_Exercise aim_
Lines containing the word "changer" should be extracted in full.

------------------------------------------------------------------------

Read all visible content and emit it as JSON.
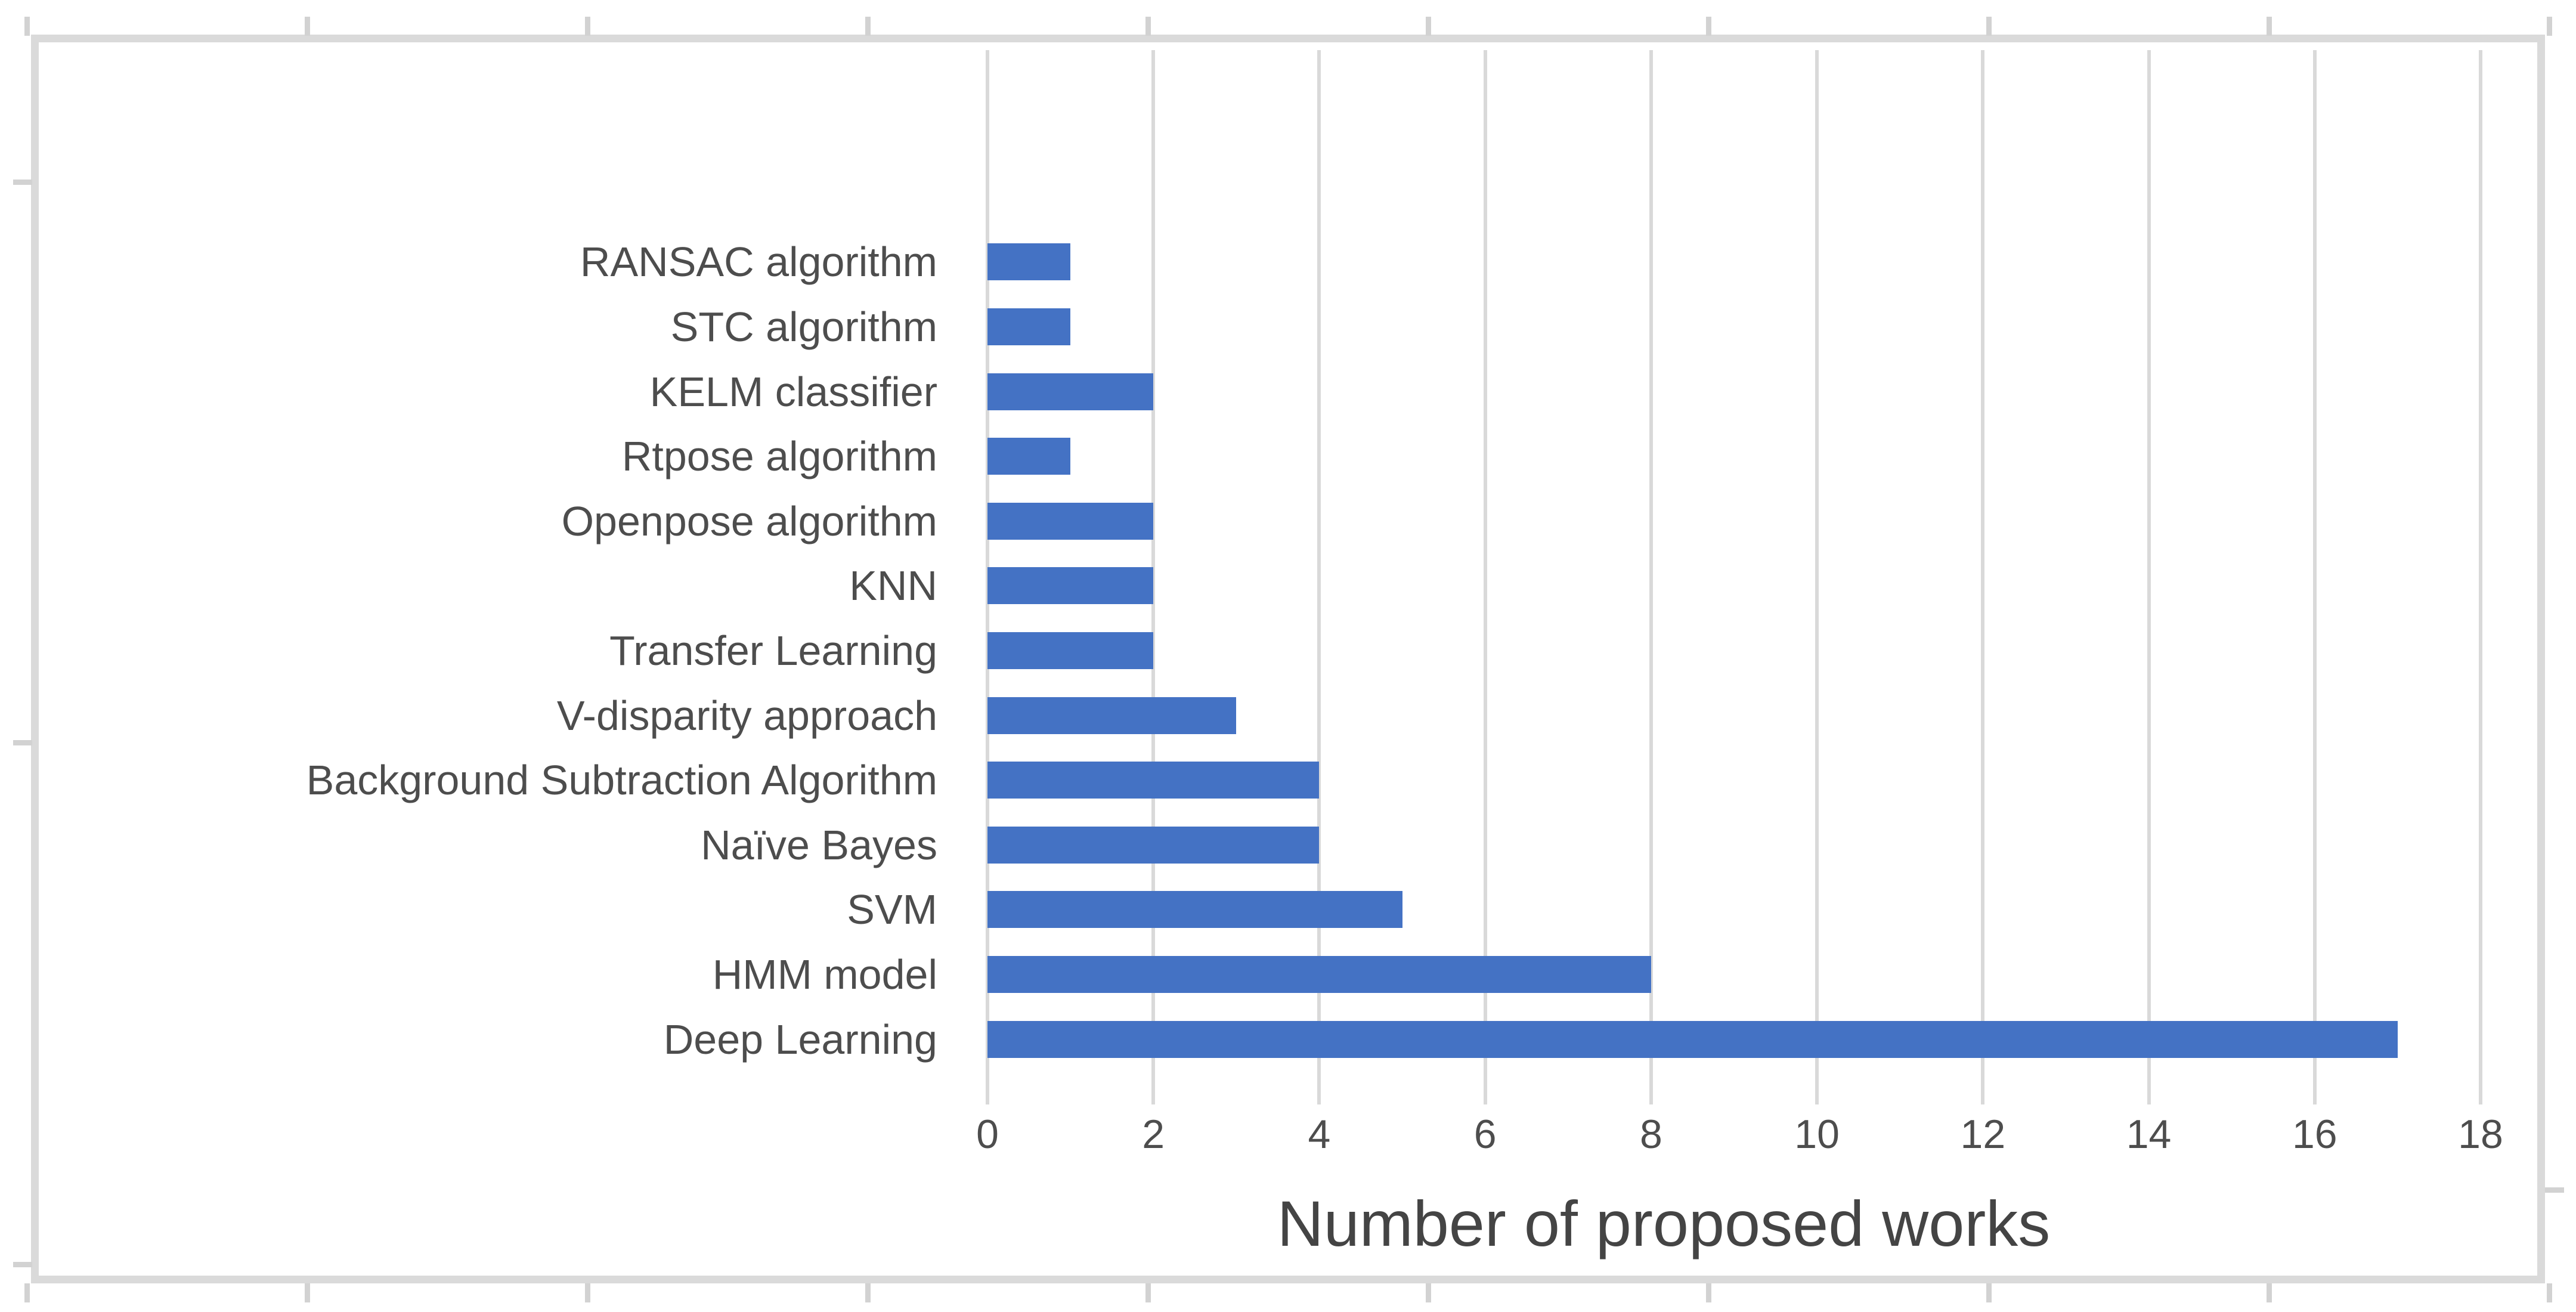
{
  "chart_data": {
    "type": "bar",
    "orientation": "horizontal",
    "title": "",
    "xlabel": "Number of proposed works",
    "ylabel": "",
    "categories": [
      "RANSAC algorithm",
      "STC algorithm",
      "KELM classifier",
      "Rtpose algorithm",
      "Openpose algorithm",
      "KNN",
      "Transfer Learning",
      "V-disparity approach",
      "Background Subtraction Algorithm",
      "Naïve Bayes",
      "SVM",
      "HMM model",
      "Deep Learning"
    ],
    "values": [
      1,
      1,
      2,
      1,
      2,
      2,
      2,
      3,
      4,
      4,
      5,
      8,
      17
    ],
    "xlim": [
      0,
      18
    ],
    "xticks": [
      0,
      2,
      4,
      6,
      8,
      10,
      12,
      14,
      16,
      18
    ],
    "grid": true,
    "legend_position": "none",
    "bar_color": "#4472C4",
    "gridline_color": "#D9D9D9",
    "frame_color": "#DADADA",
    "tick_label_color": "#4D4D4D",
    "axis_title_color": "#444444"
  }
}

------------------------------------------------------------------------

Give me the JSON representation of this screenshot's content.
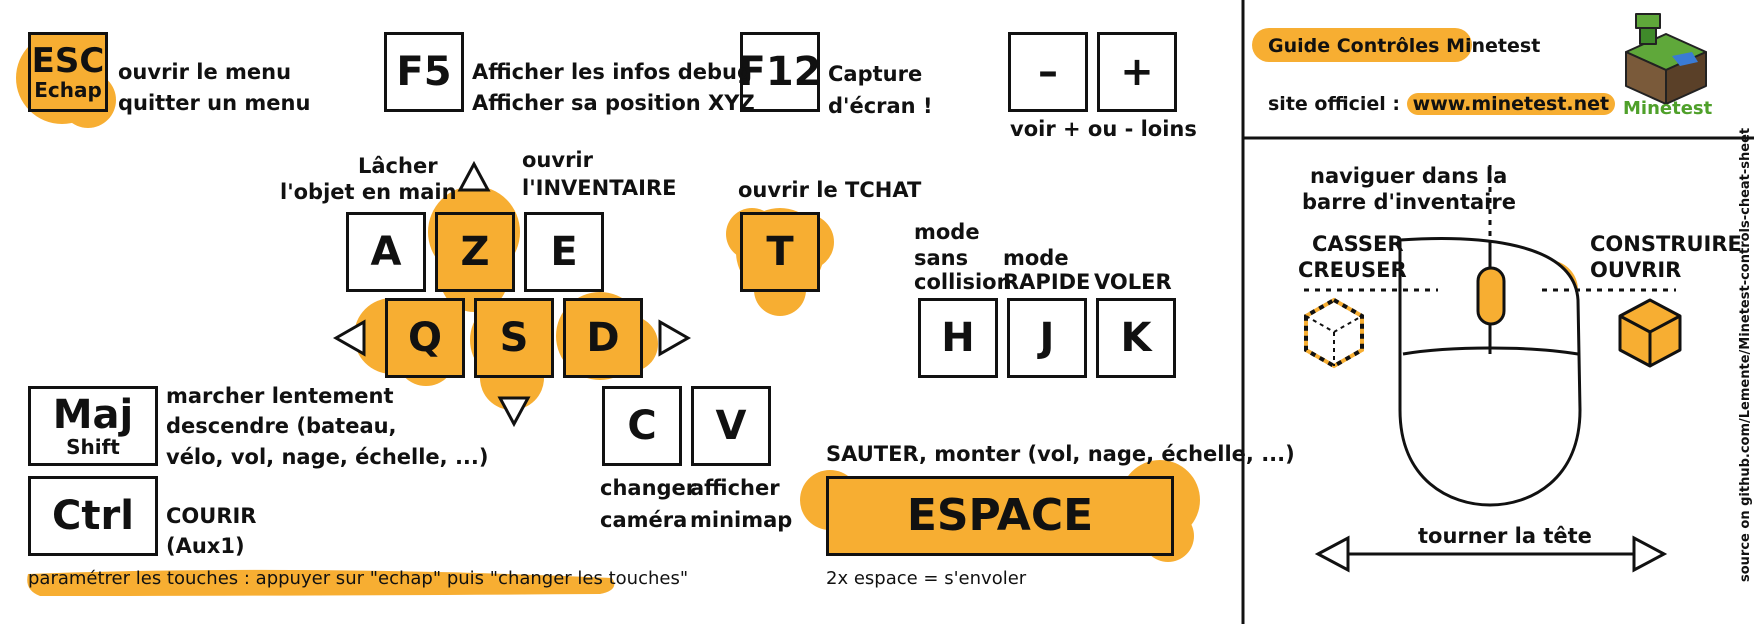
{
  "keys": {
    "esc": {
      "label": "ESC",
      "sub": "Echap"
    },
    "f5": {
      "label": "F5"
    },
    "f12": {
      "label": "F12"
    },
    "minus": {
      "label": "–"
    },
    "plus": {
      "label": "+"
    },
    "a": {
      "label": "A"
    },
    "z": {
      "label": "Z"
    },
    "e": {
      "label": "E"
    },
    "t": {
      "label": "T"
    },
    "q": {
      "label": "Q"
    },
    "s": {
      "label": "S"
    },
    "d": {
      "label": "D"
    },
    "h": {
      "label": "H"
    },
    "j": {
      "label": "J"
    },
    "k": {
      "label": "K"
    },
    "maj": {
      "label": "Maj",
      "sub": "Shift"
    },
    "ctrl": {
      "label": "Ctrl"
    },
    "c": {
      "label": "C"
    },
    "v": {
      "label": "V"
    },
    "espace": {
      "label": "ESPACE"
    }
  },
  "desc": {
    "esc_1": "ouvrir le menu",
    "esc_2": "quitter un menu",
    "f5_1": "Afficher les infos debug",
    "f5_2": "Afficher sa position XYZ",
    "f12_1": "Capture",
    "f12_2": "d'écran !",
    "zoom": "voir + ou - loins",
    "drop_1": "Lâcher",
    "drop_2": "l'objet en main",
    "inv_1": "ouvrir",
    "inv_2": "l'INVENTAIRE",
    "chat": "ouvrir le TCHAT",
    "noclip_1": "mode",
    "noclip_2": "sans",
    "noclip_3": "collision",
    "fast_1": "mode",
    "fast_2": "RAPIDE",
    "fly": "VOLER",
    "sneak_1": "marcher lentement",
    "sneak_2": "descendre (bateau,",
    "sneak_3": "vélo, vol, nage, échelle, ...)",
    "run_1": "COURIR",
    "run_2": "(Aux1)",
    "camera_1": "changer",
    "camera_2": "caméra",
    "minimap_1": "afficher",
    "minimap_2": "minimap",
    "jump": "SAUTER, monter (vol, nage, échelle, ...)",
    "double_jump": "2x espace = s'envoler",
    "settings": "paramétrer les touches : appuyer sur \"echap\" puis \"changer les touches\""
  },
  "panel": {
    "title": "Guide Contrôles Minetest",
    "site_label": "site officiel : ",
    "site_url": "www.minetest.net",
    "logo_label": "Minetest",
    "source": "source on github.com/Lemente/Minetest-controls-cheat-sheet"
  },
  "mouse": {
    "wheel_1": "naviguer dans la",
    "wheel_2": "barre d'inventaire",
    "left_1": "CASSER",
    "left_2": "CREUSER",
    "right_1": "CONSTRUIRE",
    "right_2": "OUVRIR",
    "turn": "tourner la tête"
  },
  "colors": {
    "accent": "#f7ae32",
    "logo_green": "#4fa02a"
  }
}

------------------------------------------------------------------------

_Exercise answer_
    "camera_1": "changer",
    "settings": "paramétrer les touches : appuyer sur \"echap\" puis \"changer les touches\""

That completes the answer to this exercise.